What you need to do —
Copy every line of the data that contains the string "educados".

+ + +

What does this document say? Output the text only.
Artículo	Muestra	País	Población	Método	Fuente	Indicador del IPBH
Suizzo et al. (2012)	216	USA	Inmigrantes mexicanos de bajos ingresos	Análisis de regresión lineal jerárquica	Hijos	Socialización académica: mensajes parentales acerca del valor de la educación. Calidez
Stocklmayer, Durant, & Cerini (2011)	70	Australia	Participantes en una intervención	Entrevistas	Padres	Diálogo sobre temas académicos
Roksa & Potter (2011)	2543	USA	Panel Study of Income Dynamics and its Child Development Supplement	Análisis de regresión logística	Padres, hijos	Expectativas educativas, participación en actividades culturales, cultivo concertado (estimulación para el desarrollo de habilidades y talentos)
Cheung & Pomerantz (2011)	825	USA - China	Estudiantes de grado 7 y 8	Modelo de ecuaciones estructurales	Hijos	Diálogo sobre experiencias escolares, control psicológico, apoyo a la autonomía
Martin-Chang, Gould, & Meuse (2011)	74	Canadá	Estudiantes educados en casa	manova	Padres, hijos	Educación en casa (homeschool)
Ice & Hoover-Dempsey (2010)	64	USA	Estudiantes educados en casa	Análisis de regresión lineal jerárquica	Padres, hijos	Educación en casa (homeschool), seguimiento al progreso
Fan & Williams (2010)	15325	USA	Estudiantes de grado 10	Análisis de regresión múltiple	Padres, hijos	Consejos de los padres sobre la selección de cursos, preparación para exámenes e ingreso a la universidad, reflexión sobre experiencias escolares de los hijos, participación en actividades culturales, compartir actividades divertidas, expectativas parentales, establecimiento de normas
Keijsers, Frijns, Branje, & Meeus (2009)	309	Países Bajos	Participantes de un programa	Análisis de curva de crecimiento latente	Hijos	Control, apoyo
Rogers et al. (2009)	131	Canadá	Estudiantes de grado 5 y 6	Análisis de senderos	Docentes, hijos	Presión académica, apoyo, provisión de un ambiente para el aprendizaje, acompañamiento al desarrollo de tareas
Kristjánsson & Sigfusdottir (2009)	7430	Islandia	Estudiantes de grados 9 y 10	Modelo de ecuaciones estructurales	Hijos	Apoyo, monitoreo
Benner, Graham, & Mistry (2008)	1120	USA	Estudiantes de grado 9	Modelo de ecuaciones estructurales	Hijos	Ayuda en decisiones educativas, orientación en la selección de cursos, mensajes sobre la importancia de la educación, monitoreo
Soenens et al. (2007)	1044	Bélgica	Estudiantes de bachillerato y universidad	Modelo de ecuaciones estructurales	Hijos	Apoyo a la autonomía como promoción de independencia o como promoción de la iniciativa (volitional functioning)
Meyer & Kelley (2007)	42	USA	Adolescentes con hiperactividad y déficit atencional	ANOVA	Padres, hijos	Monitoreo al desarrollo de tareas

+ + +

Reply —
Martin-Chang, Gould, & Meuse (2011)	74	Canadá	Estudiantes educados en casa	manova	Padres, hijos	Educación en casa (homeschool)
Ice & Hoover-Dempsey (2010)	64	USA	Estudiantes educados en casa	Análisis de regresión lineal jerárquica	Padres, hijos	Educación en casa (homeschool), seguimiento al progreso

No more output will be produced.